▸ Instructions to follow
List each line of the data that holds the string "объяснять".

##### Source material #####

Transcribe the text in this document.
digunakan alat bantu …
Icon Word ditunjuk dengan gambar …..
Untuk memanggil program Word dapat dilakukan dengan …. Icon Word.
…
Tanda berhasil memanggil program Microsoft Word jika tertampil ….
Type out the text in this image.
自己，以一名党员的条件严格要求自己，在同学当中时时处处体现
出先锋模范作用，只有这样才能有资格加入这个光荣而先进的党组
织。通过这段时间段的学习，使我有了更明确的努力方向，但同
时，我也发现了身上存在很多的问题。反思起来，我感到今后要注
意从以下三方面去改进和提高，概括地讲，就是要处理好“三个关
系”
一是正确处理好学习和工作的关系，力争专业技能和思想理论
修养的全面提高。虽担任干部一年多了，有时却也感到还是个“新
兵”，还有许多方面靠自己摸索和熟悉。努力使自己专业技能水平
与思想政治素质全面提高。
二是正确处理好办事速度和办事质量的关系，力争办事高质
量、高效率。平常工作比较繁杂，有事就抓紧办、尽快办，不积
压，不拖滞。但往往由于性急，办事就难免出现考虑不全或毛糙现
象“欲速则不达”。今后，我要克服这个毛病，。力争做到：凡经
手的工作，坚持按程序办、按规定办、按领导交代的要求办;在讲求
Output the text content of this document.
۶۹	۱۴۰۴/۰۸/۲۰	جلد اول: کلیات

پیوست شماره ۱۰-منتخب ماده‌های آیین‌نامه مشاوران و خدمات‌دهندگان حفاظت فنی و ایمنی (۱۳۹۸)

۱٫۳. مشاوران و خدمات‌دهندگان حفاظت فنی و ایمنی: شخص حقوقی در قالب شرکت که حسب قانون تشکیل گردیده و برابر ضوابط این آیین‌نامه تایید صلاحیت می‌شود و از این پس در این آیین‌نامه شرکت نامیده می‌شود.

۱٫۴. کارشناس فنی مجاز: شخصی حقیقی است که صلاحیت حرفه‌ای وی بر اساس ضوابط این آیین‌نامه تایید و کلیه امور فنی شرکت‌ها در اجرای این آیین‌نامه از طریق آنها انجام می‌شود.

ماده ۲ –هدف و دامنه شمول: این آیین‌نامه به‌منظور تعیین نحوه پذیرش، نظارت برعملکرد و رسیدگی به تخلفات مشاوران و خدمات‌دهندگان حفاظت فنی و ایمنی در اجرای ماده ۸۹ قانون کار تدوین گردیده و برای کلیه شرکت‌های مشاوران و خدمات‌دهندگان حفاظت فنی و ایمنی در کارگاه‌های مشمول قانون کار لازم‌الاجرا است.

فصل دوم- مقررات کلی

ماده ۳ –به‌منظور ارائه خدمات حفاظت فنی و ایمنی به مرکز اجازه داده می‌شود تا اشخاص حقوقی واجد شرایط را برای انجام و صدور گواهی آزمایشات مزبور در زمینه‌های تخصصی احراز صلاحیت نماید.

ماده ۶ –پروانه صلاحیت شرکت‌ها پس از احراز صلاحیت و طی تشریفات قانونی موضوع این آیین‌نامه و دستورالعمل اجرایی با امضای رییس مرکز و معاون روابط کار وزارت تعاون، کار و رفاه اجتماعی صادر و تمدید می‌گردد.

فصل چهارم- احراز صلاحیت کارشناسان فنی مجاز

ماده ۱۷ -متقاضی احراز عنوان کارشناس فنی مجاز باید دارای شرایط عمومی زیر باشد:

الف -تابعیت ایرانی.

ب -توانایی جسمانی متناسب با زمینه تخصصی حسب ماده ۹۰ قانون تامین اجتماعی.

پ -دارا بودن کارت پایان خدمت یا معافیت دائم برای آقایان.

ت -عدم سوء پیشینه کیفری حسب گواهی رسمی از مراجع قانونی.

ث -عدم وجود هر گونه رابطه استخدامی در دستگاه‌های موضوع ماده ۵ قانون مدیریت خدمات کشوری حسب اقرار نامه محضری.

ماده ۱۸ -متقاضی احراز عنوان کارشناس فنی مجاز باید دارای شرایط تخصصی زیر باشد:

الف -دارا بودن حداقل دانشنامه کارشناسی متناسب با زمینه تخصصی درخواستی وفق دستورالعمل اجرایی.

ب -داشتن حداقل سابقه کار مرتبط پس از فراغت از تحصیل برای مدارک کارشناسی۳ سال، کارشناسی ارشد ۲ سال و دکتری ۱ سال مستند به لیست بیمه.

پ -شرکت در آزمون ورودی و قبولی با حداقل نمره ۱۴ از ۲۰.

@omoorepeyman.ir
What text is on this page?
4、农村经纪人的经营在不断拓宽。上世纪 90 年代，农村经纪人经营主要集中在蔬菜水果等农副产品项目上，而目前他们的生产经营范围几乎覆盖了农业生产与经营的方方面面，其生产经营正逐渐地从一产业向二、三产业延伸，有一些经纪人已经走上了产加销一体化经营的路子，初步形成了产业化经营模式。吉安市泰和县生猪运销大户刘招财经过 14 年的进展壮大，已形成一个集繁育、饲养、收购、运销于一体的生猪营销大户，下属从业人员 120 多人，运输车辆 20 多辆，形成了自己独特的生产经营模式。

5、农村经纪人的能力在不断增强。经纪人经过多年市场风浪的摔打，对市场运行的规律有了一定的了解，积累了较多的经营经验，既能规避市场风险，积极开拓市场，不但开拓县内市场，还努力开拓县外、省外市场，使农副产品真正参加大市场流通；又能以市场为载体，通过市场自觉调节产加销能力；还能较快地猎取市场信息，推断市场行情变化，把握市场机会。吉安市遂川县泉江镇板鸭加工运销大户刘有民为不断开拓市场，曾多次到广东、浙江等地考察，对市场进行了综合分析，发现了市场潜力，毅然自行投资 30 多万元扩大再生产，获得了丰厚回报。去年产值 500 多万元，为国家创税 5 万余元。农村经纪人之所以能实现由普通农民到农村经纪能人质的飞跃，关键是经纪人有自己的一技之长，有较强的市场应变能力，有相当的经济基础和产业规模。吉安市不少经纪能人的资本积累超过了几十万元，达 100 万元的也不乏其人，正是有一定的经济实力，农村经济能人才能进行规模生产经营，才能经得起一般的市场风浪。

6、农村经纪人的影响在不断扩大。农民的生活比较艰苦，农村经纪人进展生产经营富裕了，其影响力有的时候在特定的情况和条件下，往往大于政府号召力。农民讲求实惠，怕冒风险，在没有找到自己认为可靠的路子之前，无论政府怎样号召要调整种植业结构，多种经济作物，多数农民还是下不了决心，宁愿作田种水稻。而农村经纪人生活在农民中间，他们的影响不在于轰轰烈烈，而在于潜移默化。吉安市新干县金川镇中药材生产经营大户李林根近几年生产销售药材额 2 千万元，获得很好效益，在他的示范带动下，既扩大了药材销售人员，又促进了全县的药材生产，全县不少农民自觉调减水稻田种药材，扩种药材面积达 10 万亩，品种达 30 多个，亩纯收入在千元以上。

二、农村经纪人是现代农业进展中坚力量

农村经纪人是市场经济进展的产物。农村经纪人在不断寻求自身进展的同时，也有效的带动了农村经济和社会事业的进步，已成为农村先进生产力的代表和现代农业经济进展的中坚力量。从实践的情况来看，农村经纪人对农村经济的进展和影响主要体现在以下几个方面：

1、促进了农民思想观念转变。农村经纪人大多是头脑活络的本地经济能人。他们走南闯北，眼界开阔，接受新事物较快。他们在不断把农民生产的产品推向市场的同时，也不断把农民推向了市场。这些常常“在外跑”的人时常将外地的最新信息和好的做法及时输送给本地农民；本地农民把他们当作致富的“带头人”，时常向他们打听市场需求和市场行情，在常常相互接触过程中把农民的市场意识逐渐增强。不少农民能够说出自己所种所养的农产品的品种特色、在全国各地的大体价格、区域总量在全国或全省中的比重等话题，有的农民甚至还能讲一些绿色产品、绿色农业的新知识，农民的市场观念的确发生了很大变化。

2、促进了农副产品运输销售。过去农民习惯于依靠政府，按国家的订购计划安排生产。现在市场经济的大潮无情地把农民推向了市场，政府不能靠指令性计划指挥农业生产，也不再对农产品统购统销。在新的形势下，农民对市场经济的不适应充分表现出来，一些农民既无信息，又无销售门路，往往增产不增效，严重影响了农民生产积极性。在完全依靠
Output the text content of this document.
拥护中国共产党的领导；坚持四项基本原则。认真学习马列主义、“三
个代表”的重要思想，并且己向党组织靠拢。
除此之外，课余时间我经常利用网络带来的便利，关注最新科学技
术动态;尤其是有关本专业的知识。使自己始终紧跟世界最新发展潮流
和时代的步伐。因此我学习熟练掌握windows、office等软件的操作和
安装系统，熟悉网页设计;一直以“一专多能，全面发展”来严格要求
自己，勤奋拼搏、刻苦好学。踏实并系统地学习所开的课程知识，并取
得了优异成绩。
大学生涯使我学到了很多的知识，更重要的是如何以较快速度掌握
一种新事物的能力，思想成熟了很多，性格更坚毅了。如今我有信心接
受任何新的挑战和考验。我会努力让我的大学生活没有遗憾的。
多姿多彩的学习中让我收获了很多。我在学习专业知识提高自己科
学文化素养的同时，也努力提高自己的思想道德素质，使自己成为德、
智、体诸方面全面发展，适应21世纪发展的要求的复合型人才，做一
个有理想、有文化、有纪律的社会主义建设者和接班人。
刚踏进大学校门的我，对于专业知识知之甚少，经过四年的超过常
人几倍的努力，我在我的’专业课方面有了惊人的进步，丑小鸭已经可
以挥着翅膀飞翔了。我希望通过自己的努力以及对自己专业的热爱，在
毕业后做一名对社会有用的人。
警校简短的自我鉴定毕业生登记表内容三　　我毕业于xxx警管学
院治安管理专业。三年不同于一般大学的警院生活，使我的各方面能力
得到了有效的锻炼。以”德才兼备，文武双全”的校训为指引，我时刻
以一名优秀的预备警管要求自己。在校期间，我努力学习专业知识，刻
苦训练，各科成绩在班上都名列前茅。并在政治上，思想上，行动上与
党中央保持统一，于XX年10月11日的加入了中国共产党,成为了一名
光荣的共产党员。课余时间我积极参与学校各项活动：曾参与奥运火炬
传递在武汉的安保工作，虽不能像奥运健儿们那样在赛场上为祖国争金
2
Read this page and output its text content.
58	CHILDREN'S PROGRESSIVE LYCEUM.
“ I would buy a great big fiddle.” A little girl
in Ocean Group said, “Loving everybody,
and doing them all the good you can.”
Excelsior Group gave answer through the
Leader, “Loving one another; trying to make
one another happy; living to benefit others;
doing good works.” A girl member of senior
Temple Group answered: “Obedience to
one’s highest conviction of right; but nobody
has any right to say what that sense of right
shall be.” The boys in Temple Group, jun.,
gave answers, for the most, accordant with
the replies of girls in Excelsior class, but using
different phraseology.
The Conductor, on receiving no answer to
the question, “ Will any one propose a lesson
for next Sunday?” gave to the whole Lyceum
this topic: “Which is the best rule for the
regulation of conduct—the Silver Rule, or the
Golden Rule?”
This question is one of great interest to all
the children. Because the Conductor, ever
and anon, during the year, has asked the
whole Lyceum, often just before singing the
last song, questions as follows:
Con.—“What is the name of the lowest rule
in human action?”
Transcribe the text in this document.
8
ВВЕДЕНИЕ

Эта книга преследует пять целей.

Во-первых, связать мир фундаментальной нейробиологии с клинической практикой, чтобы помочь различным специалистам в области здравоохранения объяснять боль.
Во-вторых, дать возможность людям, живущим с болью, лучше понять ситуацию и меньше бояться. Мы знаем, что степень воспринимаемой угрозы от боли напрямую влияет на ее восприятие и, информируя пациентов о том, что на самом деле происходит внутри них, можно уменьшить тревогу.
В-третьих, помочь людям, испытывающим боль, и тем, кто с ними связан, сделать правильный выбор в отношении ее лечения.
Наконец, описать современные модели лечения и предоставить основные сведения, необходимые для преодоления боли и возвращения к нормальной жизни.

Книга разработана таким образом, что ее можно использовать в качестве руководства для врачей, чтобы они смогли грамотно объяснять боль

#####

▸ Finished exercise
Во-первых, связать мир фундаментальной нейробиологии с клинической практикой, чтобы помочь различным специалистам в области здравоохранения объяснять боль.
Книга разработана таким образом, что ее можно использовать в качестве руководства для врачей, чтобы они смогли грамотно объяснять боль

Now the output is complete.